# PROBLEM:
Wherever a line holds the string "tranche", copy that line.

# DATA PROVIDED:
* * *

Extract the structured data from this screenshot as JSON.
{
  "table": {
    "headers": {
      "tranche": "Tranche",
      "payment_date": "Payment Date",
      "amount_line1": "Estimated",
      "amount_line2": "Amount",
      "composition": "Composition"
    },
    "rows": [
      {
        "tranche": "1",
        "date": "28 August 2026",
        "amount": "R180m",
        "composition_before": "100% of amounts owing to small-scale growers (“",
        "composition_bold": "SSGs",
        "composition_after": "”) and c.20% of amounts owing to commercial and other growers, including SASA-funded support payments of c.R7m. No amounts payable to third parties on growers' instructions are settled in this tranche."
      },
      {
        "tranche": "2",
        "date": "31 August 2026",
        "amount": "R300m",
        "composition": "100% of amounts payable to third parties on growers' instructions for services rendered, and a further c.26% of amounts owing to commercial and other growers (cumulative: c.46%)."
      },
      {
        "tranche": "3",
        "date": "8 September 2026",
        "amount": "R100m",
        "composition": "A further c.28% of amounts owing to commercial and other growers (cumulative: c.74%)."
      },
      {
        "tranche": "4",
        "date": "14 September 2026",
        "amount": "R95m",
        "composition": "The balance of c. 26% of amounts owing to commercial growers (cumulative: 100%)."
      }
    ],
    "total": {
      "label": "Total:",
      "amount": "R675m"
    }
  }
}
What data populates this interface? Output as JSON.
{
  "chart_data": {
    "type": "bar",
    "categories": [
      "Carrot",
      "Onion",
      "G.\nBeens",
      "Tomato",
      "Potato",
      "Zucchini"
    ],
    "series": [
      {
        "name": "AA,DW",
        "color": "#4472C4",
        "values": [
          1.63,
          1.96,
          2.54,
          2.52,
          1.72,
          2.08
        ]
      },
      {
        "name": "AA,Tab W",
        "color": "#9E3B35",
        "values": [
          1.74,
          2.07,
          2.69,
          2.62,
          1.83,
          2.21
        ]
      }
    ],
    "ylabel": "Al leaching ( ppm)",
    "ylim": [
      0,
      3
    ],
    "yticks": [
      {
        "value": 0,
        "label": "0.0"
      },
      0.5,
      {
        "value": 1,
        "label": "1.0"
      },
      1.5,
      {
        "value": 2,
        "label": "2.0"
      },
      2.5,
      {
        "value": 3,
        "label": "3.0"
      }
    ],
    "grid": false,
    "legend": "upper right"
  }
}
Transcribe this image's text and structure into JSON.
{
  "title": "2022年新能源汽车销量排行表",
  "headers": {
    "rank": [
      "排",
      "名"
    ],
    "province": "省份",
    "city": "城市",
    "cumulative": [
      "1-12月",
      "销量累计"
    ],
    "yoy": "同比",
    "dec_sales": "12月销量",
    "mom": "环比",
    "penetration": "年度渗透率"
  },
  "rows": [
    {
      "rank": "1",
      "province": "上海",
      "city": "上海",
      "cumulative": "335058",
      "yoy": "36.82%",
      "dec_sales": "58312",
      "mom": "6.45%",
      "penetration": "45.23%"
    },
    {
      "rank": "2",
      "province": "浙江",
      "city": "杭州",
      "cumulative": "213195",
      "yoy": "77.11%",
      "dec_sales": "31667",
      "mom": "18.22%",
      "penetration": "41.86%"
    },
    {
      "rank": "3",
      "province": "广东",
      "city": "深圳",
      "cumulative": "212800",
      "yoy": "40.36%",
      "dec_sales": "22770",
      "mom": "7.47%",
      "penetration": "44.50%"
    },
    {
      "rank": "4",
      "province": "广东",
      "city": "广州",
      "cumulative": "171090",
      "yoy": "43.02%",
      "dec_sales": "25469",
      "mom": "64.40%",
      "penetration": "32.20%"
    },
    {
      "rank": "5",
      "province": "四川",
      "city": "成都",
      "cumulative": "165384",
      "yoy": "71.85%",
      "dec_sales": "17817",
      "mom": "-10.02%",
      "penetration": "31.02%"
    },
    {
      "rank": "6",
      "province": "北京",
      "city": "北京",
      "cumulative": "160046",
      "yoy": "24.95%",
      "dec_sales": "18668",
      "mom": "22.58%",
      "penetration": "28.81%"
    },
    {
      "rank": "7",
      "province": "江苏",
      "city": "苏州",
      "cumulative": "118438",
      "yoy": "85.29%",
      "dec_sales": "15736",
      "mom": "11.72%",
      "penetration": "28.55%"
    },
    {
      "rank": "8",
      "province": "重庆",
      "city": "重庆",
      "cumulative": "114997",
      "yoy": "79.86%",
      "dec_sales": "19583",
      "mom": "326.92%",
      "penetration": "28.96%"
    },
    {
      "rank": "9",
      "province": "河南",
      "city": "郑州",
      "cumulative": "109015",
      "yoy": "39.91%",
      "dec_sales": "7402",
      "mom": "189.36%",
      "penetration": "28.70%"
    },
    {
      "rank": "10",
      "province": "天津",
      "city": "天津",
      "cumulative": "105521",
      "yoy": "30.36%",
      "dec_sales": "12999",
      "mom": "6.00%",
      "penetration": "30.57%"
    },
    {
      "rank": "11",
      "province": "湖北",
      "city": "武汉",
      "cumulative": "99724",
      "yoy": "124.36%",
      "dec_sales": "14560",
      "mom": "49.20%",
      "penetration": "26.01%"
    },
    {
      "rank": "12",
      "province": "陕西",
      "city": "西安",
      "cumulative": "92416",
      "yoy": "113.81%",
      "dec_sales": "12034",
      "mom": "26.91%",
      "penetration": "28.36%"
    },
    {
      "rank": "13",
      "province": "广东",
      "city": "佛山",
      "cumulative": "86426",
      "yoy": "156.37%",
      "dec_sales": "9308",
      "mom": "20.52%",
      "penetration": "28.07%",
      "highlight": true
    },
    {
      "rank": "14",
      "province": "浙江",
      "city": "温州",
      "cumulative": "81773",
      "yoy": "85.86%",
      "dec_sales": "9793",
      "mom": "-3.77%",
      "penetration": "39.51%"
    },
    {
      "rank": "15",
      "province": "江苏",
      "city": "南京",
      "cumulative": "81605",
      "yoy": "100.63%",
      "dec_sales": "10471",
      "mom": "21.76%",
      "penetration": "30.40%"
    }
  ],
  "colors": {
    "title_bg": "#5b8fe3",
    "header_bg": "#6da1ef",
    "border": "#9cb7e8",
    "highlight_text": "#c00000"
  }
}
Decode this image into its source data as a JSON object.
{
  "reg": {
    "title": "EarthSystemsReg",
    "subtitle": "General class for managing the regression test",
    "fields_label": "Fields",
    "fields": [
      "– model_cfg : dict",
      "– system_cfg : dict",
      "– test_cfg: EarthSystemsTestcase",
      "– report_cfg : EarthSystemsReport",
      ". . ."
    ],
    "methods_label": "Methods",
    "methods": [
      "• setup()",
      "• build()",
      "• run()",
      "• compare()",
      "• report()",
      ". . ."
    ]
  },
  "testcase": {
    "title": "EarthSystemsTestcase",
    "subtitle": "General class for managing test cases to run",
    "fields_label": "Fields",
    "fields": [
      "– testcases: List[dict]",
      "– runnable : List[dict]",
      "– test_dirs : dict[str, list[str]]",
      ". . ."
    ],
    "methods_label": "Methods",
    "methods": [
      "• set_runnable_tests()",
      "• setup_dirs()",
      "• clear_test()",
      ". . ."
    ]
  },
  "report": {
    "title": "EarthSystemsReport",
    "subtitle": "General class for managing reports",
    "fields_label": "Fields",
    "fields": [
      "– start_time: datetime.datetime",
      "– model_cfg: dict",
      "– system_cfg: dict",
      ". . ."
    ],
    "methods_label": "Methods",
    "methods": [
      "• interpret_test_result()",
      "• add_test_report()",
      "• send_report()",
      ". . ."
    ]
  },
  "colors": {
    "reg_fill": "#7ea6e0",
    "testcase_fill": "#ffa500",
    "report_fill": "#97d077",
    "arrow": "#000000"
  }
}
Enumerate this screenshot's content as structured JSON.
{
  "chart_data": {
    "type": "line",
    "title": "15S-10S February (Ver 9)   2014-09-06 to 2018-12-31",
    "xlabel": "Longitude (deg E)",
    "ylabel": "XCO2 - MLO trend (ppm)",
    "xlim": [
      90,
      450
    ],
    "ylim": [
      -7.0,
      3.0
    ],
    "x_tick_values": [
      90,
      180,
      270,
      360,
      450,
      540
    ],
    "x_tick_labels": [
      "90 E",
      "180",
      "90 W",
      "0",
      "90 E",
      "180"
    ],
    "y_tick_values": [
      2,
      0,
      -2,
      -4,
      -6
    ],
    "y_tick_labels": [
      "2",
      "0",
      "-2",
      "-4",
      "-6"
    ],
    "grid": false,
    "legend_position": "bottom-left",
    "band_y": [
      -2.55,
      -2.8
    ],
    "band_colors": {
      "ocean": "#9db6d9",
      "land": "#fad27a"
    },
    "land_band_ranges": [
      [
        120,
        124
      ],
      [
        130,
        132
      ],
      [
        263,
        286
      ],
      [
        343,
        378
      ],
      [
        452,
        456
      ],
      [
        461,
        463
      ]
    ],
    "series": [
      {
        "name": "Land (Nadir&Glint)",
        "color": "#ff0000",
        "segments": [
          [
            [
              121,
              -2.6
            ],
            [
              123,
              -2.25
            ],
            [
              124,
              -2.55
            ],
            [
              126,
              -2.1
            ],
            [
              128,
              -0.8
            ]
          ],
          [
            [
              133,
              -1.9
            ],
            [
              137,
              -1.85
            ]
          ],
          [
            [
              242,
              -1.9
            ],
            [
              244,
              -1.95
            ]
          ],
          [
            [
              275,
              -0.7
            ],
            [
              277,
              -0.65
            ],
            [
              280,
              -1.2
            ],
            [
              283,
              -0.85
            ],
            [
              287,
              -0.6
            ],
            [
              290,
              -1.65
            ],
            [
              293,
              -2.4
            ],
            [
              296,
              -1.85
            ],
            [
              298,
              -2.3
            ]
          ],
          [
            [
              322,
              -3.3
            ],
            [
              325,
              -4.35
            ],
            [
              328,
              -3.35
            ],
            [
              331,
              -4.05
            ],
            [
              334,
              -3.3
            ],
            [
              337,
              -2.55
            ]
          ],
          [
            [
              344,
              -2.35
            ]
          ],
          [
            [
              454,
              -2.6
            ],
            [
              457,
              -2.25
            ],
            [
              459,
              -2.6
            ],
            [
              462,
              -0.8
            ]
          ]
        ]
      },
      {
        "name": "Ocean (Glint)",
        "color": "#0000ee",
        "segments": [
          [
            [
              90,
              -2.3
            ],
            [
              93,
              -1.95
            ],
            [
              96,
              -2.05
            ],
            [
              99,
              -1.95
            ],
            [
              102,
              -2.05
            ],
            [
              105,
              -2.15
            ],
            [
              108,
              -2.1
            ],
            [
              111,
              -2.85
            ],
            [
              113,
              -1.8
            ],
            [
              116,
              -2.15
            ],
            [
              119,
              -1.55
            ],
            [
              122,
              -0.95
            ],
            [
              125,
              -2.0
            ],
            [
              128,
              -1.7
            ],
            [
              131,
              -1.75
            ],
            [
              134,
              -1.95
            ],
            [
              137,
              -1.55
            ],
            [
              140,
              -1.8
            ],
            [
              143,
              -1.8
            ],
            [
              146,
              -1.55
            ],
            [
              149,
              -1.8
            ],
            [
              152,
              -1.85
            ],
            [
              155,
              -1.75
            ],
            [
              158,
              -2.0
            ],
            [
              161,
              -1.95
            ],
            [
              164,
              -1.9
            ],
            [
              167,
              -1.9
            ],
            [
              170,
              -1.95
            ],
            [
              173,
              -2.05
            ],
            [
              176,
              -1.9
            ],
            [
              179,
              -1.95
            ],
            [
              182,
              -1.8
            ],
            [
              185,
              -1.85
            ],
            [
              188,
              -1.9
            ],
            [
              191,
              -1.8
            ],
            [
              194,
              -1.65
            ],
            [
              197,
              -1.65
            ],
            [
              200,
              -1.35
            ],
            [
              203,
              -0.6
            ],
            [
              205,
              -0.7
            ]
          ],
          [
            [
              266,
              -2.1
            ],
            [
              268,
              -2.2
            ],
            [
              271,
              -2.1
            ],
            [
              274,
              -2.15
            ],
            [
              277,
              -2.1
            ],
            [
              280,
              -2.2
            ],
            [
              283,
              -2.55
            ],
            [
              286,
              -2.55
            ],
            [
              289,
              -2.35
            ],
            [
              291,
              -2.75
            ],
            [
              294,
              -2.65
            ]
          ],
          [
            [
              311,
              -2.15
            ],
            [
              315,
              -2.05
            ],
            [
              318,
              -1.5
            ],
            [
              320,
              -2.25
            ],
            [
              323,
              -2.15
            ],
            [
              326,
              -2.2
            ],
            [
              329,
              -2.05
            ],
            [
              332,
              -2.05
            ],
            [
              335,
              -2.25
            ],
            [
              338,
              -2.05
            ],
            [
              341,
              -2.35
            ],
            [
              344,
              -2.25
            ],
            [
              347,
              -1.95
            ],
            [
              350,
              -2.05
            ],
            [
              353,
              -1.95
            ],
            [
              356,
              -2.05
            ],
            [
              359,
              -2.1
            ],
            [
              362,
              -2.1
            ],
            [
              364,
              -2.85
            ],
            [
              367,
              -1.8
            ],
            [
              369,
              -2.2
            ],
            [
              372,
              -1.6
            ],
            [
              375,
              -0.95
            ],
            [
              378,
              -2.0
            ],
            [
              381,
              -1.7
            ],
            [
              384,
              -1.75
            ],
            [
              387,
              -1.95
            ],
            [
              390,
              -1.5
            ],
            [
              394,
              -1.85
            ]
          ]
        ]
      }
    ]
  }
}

* * *

# TASK ANSWER:
      "tranche": "Tranche",
        "tranche": "1",
        "composition_after": "”) and c.20% of amounts owing to commercial and other growers, including SASA-funded support payments of c.R7m. No amounts payable to third parties on growers' instructions are settled in this tranche."
        "tranche": "2",
        "tranche": "3",
        "tranche": "4",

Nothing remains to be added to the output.